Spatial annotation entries
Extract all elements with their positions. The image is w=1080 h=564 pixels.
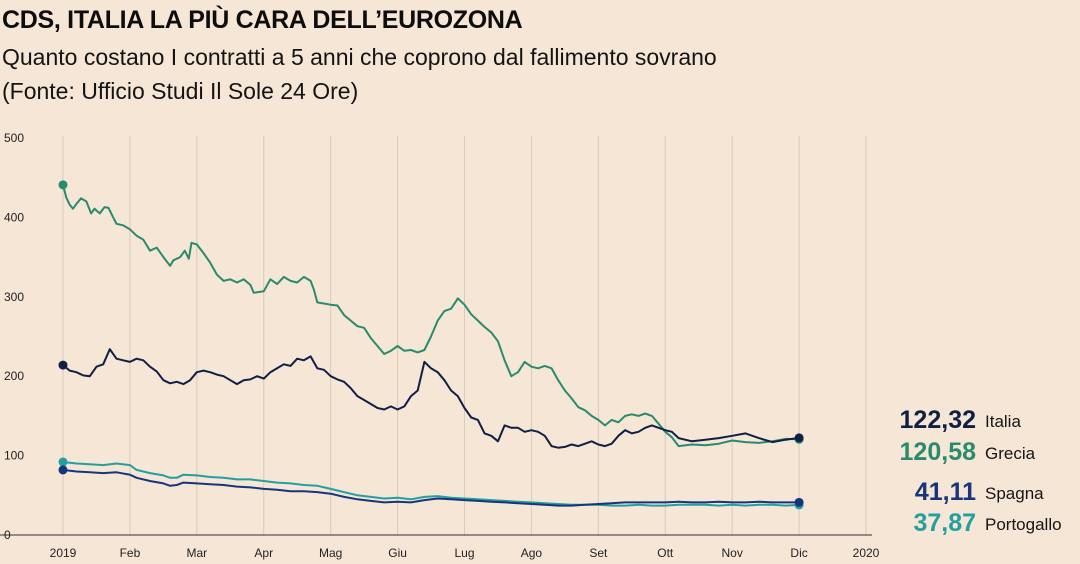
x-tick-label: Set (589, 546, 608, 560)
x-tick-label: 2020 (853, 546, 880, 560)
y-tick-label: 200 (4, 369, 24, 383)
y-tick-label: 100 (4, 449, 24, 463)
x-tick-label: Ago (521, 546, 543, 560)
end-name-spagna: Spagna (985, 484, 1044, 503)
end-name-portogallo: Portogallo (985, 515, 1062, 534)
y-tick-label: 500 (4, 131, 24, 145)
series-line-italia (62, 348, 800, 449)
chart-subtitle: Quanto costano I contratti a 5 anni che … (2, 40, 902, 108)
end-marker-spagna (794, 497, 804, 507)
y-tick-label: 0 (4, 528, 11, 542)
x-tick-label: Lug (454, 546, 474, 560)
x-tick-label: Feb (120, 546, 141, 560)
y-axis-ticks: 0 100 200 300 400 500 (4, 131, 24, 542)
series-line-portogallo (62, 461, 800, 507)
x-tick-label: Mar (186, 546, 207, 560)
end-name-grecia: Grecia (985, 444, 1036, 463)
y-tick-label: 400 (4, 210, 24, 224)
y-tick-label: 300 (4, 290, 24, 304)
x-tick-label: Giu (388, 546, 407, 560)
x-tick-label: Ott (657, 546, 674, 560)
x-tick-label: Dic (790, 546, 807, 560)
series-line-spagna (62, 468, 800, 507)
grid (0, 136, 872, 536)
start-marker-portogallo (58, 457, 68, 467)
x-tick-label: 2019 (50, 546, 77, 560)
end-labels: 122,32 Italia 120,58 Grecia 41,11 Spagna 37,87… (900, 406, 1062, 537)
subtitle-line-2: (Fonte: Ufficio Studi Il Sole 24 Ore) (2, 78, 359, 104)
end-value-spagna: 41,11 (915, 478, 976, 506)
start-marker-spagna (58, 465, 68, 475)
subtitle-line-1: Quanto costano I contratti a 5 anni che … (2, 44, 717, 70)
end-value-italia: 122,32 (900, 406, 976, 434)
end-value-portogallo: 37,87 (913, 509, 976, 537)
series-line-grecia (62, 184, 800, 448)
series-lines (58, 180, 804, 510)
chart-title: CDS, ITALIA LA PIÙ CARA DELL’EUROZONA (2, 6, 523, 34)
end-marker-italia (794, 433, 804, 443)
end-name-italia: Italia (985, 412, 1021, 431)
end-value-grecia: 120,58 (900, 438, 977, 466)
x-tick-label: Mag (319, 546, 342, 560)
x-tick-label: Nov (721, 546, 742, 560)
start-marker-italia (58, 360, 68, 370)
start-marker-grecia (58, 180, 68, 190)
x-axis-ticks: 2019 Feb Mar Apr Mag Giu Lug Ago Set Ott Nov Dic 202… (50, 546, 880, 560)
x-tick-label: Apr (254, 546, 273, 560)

==

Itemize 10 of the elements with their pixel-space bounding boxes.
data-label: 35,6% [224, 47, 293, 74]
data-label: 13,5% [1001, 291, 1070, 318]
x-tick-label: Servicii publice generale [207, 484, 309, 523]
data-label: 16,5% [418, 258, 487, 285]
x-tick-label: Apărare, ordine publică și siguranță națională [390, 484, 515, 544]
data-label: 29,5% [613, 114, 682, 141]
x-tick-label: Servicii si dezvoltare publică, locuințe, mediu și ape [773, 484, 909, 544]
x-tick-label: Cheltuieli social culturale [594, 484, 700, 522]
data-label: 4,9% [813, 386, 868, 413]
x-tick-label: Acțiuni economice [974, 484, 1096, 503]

_WHAT IS REQUIRED_. Repeat word for word every line of the data above, from the line containing "Itemize 10 of" down to the line containing "data-label: 29,5% [613, 114, 682, 141]", with both of those lines included.

_EXERCISE RESPONSE_.
Itemize 10 of the elements with their pixel-space bounding boxes.
data-label: 35,6% [224, 47, 293, 74]
data-label: 13,5% [1001, 291, 1070, 318]
x-tick-label: Servicii publice generale [207, 484, 309, 523]
data-label: 16,5% [418, 258, 487, 285]
x-tick-label: Apărare, ordine publică și siguranță națională [390, 484, 515, 544]
data-label: 29,5% [613, 114, 682, 141]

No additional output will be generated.